**Aim of the exercise**. Extract every line of the material below and reproduce it faithfully.

**Recorded information**.
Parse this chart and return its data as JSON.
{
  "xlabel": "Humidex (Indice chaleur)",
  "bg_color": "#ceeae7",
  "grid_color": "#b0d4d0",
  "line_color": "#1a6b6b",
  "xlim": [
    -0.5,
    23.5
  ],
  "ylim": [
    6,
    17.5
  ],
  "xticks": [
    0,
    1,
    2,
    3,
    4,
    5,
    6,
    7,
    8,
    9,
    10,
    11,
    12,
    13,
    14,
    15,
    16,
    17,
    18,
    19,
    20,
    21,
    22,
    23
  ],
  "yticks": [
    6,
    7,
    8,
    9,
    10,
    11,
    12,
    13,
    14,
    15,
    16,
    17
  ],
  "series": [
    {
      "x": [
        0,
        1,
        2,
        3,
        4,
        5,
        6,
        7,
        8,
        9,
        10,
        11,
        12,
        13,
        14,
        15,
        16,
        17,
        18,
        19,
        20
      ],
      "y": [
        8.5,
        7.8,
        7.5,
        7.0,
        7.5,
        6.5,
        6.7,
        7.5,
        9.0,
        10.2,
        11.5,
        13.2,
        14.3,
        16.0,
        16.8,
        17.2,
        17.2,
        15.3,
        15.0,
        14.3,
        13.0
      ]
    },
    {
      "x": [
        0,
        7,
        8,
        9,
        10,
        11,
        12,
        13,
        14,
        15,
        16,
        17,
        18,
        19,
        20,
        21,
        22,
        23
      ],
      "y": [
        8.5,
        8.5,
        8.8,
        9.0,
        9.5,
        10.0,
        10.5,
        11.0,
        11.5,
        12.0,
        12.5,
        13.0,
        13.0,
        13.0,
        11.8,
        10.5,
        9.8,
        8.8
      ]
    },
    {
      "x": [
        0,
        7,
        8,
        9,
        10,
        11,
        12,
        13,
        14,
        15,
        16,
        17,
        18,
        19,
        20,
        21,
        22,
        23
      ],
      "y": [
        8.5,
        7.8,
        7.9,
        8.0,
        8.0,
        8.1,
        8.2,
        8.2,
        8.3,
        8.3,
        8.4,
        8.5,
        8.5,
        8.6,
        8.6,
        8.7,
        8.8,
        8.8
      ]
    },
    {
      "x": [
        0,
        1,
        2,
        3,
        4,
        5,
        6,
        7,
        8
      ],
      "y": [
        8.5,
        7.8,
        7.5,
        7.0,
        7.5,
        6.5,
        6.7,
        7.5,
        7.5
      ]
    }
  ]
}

**Answer to the problem**.
Parse this chart and return its data as JSON.
{
  "xlabel": "Humidex (Indice chaleur)",
  "bg_color": "#ceeae7",
  "grid_color": "#b0d4d0",
  "line_color": "#1a6b6b",
  "xlim": [
    -0.5,
    23.5
  ],
  "ylim": [
    6,
    17.5
  ],
  "xticks": [
    0,
    1,
    2,
    3,
    4,
    5,
    6,
    7,
    8,
    9,
    10,
    11,
    12,
    13,
    14,
    15,
    16,
    17,
    18,
    19,
    20,
    21,
    22,
    23
  ],
  "yticks": [
    6,
    7,
    8,
    9,
    10,
    11,
    12,
    13,
    14,
    15,
    16,
    17
  ],
  "series": [
    {
      "x": [
        0,
        1,
        2,
        3,
        4,
        5,
        6,
        7,
        8,
        9,
        10,
        11,
        12,
        13,
        14,
        15,
        16,
        17,
        18,
        19,
        20
      ],
      "y": [
        8.5,
        7.8,
        7.5,
        7.0,
        7.5,
        6.5,
        6.7,
        7.5,
        9.0,
        10.2,
        11.5,
        13.2,
        14.3,
        16.0,
        16.8,
        17.2,
        17.2,
        15.3,
        15.0,
        14.3,
        13.0
      ]
    },
    {
      "x": [
        0,
        7,
        8,
        9,
        10,
        11,
        12,
        13,
        14,
        15,
        16,
        17,
        18,
        19,
        20,
        21,
        22,
        23
      ],
      "y": [
        8.5,
        8.5,
        8.8,
        9.0,
        9.5,
        10.0,
        10.5,
        11.0,
        11.5,
        12.0,
        12.5,
        13.0,
        13.0,
        13.0,
        11.8,
        10.5,
        9.8,
        8.8
      ]
    },
    {
      "x": [
        0,
        7,
        8,
        9,
        10,
        11,
        12,
        13,
        14,
        15,
        16,
        17,
        18,
        19,
        20,
        21,
        22,
        23
      ],
      "y": [
        8.5,
        7.8,
        7.9,
        8.0,
        8.0,
        8.1,
        8.2,
        8.2,
        8.3,
        8.3,
        8.4,
        8.5,
        8.5,
        8.6,
        8.6,
        8.7,
        8.8,
        8.8
      ]
    },
    {
      "x": [
        0,
        1,
        2,
        3,
        4,
        5,
        6,
        7,
        8
      ],
      "y": [
        8.5,
        7.8,
        7.5,
        7.0,
        7.5,
        6.5,
        6.7,
        7.5,
        7.5
      ]
    }
  ]
}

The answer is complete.